> _Aim of the exercise_
Each line that holds the word "Small" counts once; report how many lines do so and nothing else.

---------- Data supplied ----------

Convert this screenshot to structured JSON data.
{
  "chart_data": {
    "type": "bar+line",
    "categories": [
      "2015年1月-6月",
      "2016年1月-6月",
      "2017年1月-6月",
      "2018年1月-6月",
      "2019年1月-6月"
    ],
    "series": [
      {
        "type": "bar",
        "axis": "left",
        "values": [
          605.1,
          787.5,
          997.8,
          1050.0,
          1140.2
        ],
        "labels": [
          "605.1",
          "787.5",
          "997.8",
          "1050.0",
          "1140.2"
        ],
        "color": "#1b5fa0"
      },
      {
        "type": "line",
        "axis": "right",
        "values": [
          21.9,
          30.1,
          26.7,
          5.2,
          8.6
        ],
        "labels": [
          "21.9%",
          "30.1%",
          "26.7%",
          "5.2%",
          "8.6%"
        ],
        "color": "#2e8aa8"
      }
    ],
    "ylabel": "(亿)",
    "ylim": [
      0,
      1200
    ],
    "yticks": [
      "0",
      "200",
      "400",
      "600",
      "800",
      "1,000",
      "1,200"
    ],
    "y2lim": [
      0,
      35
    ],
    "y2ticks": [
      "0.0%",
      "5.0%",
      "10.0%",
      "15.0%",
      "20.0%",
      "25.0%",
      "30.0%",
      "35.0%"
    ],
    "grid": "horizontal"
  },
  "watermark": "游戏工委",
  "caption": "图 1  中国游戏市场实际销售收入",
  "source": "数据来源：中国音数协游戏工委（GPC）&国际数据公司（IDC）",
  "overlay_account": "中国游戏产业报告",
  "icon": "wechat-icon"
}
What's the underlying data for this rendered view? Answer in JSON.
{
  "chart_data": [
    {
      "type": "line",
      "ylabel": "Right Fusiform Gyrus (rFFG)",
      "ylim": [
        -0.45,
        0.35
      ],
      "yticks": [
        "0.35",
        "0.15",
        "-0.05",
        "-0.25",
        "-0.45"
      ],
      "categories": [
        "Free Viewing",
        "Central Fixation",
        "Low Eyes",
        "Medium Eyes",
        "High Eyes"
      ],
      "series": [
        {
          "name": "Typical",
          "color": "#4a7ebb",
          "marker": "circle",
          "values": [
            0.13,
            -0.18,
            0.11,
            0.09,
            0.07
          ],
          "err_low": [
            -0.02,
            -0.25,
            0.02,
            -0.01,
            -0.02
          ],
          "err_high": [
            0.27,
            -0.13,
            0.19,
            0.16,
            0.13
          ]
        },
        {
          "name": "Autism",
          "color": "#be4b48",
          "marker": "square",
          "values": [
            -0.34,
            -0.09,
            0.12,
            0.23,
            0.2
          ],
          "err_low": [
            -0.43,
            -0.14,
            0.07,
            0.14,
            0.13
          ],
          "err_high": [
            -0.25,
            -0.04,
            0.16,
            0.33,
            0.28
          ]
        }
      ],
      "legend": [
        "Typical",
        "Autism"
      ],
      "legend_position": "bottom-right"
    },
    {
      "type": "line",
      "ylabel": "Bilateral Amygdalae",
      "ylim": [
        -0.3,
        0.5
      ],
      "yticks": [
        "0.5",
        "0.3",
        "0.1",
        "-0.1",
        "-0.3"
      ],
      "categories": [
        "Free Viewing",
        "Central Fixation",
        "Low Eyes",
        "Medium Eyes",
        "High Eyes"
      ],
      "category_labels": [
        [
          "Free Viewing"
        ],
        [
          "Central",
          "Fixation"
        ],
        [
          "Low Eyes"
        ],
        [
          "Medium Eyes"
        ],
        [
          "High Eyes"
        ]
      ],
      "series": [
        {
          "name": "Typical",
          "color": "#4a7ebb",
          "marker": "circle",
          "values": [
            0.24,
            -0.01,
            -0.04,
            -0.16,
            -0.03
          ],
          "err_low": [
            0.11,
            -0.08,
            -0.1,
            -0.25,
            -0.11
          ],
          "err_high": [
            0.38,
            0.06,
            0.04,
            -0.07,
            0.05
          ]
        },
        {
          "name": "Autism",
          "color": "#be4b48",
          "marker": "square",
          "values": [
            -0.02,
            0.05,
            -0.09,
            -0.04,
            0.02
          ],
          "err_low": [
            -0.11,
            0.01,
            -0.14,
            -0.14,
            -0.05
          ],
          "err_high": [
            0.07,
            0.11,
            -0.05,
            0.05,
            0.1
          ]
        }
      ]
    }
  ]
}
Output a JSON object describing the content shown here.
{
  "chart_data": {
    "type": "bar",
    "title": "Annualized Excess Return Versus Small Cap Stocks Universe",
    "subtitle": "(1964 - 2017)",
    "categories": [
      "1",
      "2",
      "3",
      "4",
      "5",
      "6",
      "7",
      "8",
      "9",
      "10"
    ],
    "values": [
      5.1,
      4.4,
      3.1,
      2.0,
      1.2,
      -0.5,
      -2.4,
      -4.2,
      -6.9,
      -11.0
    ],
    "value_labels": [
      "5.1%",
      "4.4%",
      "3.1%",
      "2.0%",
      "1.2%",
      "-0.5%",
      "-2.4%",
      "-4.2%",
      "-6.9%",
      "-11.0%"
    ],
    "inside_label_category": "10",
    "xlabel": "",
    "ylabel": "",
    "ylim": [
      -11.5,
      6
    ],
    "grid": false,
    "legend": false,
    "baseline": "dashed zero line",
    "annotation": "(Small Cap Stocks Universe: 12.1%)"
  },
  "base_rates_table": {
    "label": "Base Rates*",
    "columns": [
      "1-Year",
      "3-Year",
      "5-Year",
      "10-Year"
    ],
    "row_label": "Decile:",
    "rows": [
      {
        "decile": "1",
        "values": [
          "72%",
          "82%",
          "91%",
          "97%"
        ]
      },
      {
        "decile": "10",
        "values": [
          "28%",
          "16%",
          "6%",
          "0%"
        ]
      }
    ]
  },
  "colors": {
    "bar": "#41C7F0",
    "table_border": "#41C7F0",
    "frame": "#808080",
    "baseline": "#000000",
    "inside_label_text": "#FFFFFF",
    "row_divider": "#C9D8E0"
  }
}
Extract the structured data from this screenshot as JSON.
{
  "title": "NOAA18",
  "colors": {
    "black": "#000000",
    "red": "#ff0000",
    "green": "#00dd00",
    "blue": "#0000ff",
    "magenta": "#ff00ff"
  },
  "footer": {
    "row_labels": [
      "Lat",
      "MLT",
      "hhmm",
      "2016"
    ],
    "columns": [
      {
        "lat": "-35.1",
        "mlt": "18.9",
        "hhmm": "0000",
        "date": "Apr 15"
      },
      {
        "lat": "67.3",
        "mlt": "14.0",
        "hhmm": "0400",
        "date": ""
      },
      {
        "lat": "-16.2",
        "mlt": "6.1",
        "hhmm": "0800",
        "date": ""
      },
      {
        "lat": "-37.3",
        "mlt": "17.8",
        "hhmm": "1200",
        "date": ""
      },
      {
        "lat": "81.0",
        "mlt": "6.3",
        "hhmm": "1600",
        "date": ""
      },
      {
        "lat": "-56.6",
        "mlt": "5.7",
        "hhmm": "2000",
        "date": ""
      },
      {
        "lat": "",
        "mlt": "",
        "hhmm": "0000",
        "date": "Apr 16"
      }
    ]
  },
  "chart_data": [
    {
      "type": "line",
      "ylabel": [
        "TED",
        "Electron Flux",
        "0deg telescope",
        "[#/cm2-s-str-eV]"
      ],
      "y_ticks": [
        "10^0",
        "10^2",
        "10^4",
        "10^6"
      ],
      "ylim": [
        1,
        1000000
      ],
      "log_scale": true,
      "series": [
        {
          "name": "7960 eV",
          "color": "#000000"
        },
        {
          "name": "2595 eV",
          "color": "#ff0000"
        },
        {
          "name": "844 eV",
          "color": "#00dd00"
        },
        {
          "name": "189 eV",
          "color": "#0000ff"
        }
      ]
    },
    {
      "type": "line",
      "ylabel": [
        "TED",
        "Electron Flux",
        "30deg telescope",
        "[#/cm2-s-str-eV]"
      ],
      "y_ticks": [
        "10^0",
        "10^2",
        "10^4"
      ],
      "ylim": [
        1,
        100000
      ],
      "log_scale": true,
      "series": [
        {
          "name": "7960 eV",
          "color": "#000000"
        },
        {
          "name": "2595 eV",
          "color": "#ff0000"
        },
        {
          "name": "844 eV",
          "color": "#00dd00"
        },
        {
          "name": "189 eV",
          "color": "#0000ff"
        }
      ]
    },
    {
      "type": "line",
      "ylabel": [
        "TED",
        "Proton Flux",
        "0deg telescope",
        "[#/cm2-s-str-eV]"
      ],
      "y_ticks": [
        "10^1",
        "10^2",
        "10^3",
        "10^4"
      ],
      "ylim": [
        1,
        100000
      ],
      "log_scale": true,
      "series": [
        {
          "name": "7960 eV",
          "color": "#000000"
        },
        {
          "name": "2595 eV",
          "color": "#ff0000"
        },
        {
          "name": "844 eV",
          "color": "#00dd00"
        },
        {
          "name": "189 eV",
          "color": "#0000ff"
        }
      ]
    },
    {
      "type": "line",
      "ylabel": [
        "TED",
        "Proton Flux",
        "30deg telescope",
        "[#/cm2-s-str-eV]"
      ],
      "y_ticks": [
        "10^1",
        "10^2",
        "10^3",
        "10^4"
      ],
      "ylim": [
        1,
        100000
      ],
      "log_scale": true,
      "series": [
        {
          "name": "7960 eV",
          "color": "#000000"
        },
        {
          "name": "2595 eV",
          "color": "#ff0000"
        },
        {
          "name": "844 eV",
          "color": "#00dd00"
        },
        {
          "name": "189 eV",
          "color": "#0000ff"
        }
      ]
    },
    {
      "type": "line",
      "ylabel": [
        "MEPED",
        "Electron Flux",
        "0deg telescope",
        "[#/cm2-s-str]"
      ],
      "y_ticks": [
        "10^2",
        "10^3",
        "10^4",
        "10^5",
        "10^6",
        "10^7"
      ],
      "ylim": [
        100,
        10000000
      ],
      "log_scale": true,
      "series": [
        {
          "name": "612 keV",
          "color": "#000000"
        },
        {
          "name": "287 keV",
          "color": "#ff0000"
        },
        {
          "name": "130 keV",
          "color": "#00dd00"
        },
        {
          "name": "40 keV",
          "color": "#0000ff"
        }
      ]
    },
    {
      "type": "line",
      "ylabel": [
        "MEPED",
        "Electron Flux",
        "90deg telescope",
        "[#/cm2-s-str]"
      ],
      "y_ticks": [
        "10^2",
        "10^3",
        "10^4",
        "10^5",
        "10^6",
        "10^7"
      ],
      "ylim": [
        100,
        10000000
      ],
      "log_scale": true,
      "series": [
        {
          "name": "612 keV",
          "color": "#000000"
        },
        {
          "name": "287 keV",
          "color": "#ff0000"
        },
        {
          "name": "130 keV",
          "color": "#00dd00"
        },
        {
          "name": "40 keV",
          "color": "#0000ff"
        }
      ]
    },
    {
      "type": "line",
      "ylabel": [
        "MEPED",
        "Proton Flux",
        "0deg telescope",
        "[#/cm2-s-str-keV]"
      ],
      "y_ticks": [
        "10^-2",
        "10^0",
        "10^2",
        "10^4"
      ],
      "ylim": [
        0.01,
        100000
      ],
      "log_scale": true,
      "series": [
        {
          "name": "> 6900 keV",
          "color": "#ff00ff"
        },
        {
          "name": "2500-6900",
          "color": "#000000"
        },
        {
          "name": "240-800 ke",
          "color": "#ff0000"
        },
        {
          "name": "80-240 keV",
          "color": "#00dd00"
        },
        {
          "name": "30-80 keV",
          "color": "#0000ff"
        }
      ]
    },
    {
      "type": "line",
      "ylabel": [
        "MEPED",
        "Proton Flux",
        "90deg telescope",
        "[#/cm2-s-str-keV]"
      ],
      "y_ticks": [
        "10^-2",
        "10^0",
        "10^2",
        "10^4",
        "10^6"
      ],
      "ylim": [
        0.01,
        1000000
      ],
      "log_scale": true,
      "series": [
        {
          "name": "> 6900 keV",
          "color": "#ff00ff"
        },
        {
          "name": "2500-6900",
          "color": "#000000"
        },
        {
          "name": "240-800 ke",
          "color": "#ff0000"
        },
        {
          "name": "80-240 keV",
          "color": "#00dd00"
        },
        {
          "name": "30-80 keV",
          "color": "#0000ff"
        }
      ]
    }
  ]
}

----------

> _Answer below_
2